** START OF DATASET ROWS **

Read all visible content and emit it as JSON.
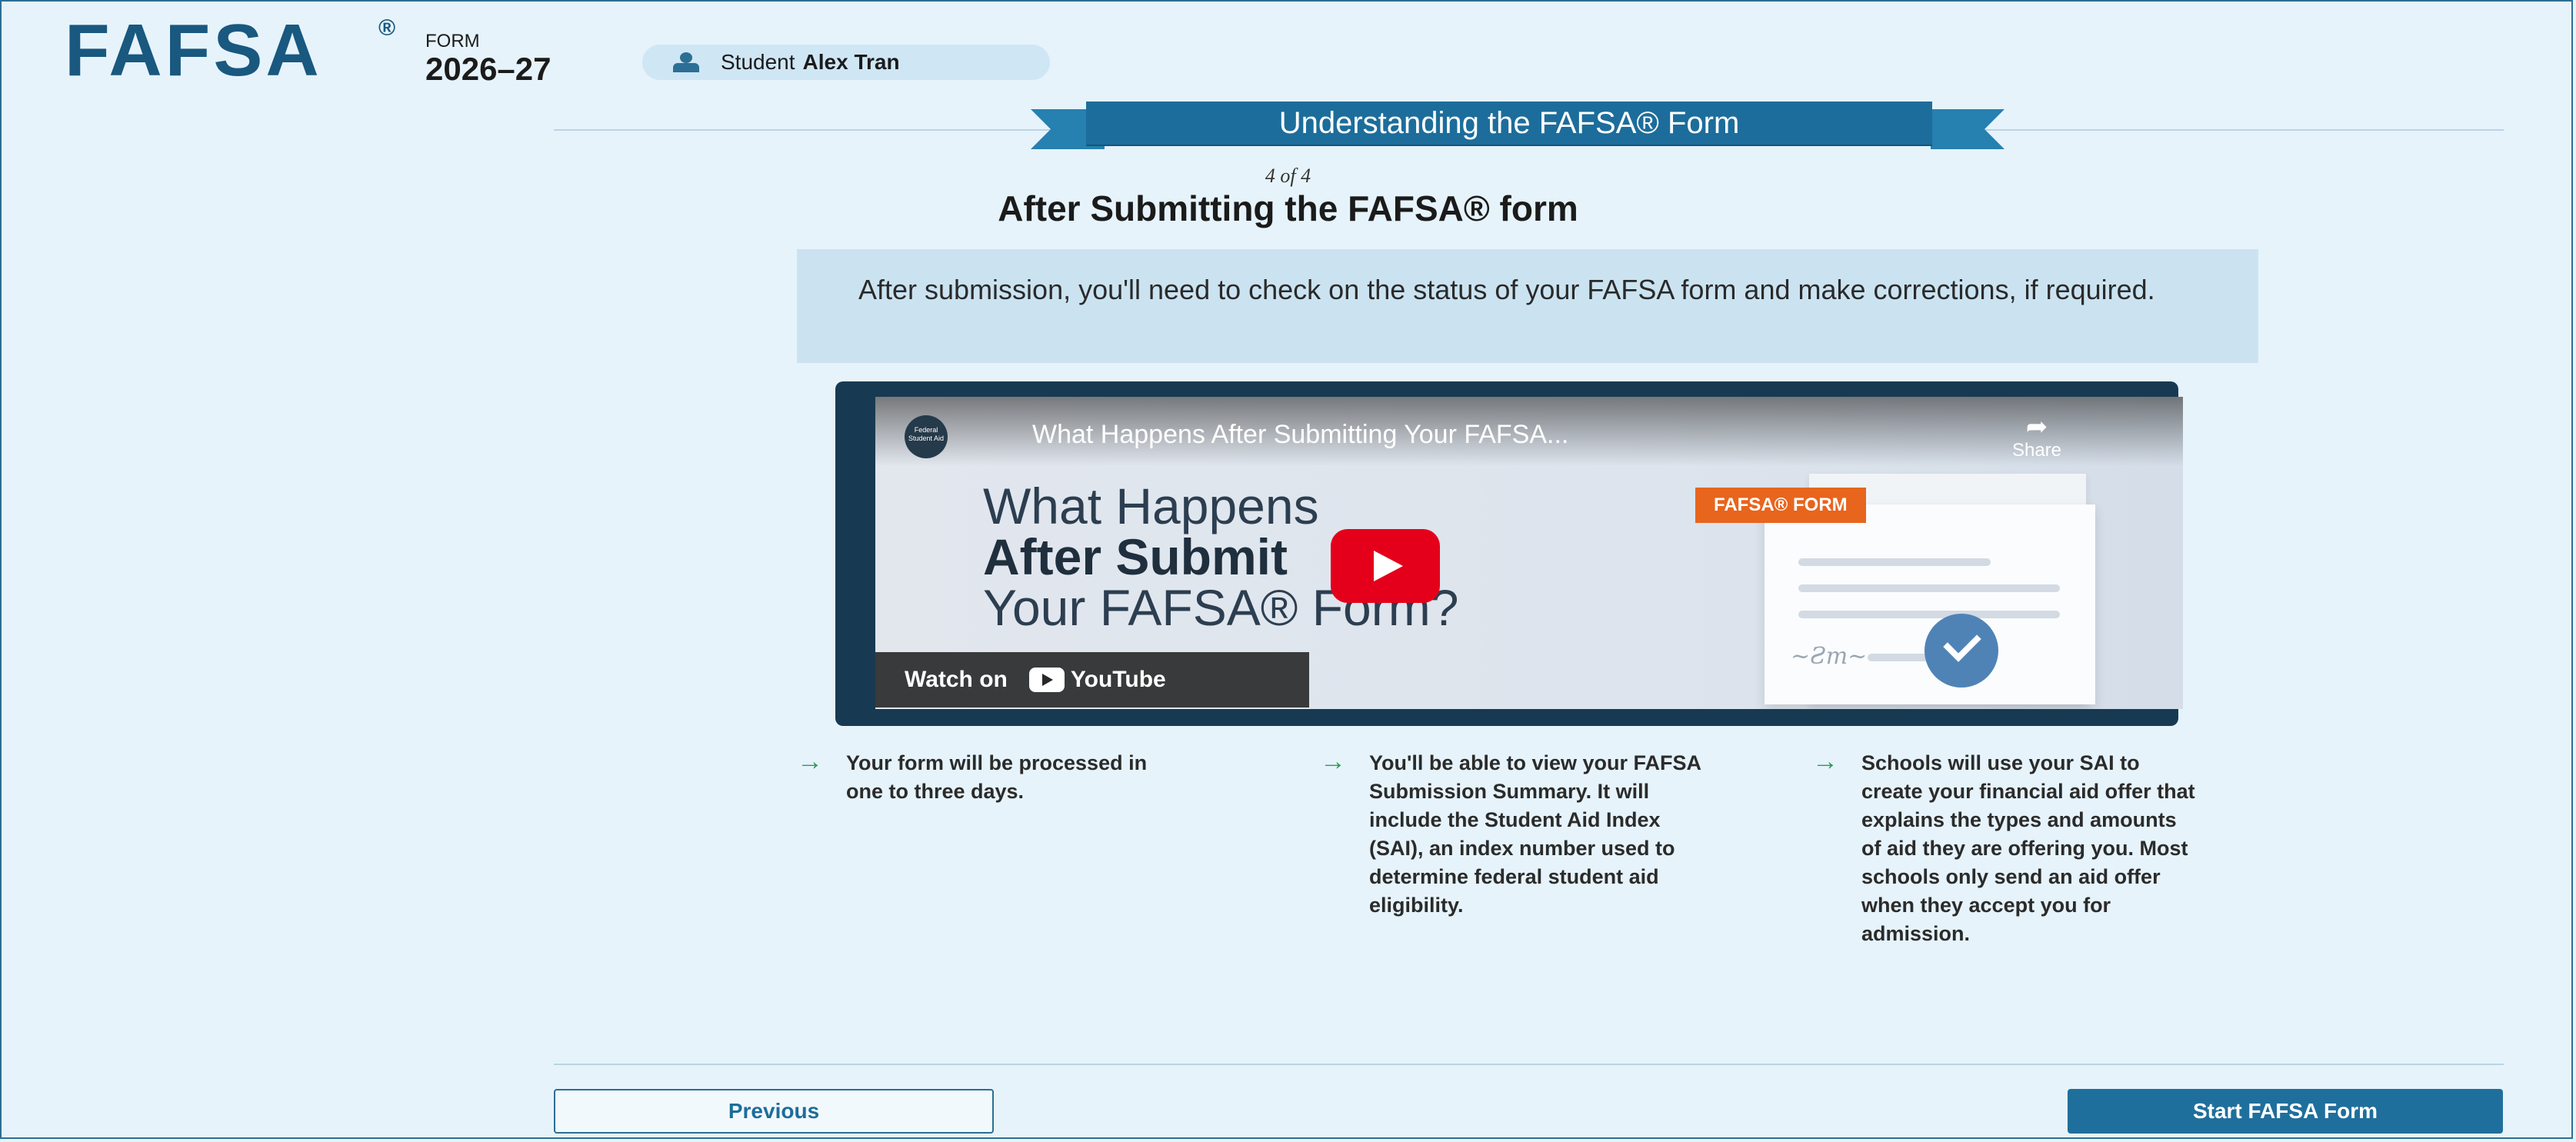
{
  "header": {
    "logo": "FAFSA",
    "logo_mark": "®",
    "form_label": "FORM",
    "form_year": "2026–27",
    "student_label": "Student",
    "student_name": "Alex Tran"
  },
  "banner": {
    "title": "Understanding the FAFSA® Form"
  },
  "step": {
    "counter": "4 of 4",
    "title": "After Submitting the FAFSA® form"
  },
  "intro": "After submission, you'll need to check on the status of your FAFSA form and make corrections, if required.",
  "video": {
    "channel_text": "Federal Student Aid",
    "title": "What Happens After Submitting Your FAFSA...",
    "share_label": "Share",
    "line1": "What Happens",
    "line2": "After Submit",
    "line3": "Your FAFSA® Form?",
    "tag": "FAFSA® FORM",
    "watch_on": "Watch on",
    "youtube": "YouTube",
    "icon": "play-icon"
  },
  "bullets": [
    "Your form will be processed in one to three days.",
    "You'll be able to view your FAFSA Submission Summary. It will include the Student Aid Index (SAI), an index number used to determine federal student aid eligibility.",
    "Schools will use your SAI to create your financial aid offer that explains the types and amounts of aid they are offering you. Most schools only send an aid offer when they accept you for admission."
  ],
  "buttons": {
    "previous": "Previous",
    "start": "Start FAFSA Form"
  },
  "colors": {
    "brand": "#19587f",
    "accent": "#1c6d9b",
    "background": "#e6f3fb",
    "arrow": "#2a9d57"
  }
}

** END OF DATASET ROWS **
** START OF DATASET ROWS **

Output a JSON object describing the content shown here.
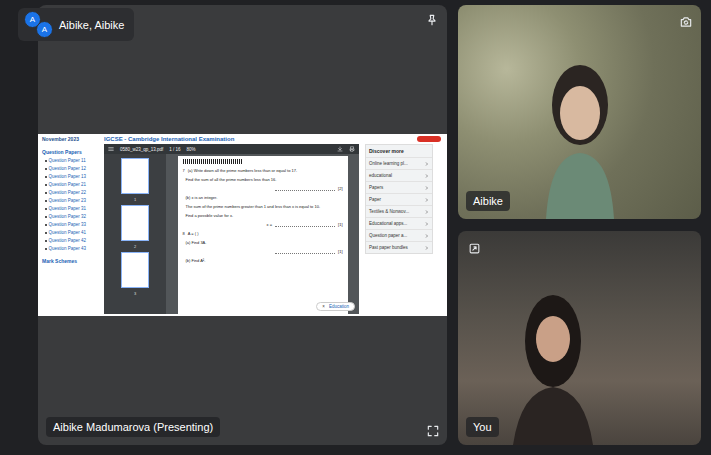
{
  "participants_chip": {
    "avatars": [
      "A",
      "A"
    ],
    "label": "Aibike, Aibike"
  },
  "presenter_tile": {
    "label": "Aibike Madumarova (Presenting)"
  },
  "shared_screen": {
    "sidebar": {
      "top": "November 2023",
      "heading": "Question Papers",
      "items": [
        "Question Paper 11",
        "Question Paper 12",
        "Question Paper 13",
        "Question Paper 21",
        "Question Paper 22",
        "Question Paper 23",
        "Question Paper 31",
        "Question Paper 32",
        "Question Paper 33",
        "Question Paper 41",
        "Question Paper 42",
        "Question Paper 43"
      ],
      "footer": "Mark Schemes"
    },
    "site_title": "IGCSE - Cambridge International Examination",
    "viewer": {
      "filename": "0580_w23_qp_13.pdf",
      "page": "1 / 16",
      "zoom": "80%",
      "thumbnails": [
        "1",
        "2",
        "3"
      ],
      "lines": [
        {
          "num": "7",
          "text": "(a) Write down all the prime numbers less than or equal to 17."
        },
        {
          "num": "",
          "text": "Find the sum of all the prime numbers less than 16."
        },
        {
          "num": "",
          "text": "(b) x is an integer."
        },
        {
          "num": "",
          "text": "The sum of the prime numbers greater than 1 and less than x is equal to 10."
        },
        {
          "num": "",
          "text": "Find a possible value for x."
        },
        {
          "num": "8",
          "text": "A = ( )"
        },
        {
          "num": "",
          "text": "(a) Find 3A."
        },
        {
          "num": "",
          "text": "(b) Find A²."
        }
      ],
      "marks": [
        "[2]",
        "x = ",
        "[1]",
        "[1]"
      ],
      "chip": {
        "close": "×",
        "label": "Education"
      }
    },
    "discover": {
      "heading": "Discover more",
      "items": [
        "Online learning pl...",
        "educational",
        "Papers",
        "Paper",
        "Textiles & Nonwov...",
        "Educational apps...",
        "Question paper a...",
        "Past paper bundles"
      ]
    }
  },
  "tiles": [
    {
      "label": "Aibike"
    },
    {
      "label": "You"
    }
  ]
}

** END OF DATASET ROWS **

WHAT YOU ARE ASKED TO DO ▸ Search the lines for the string "Find" and copy every line that has it.

REPLY ▸
          "text": "Find the sum of all the prime numbers less than 16."
          "text": "Find a possible value for x."
          "text": "(a) Find 3A."
          "text": "(b) Find A²."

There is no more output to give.